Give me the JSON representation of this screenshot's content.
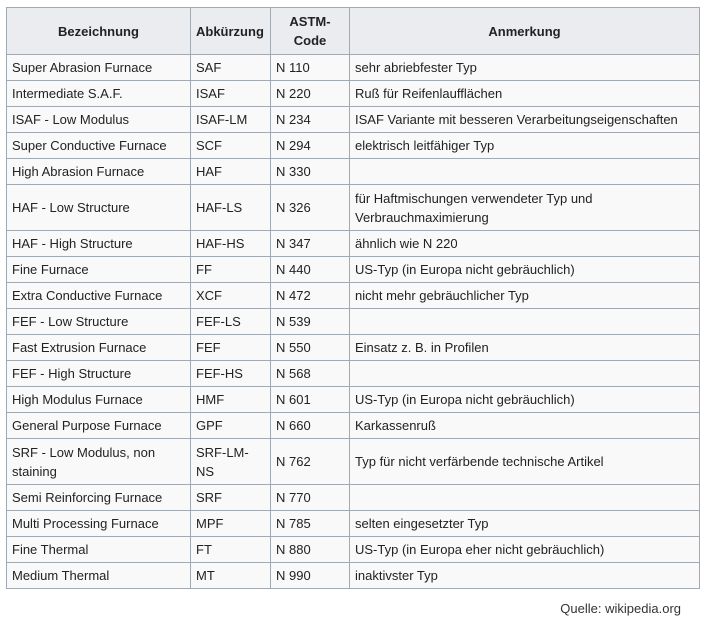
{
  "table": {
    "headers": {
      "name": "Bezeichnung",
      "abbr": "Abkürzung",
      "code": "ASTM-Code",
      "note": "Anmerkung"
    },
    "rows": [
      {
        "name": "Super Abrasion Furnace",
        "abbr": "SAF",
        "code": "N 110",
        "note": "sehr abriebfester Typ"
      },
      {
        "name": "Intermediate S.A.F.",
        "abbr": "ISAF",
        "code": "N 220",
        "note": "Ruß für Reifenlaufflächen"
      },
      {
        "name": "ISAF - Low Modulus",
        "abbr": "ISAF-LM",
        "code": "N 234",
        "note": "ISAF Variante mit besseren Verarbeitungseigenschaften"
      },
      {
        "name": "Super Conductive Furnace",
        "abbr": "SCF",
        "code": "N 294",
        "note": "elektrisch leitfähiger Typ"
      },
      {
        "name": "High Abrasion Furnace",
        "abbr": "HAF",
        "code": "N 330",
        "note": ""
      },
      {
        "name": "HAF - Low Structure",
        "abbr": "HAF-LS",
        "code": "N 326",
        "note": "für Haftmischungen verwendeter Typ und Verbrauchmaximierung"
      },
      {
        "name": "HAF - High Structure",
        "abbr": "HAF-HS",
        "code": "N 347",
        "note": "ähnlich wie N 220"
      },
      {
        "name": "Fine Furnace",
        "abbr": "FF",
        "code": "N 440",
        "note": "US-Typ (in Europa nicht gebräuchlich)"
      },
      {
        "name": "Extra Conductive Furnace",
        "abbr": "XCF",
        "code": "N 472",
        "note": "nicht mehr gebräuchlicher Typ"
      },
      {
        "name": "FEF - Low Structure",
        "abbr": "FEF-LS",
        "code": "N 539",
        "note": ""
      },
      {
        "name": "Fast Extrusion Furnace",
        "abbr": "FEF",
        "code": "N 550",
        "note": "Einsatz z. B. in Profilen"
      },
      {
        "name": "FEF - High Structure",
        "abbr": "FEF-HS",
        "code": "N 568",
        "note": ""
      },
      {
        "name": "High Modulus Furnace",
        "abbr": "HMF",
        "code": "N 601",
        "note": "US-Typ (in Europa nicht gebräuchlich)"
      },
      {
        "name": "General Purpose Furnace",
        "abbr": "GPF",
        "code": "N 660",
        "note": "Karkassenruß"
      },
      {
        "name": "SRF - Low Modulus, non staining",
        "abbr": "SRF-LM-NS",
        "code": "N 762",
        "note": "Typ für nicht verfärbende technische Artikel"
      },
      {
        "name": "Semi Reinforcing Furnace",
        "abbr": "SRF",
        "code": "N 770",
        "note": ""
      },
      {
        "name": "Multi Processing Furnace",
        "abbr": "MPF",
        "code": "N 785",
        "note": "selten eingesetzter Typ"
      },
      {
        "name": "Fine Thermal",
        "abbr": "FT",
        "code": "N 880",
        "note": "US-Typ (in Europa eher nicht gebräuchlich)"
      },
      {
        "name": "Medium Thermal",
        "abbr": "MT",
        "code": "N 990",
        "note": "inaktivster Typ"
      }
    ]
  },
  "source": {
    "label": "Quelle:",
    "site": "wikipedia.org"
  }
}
* * * *
Work out how many lines of the data above contain the string "Modulus" and give the number alone.

* [Response to the exercise]
3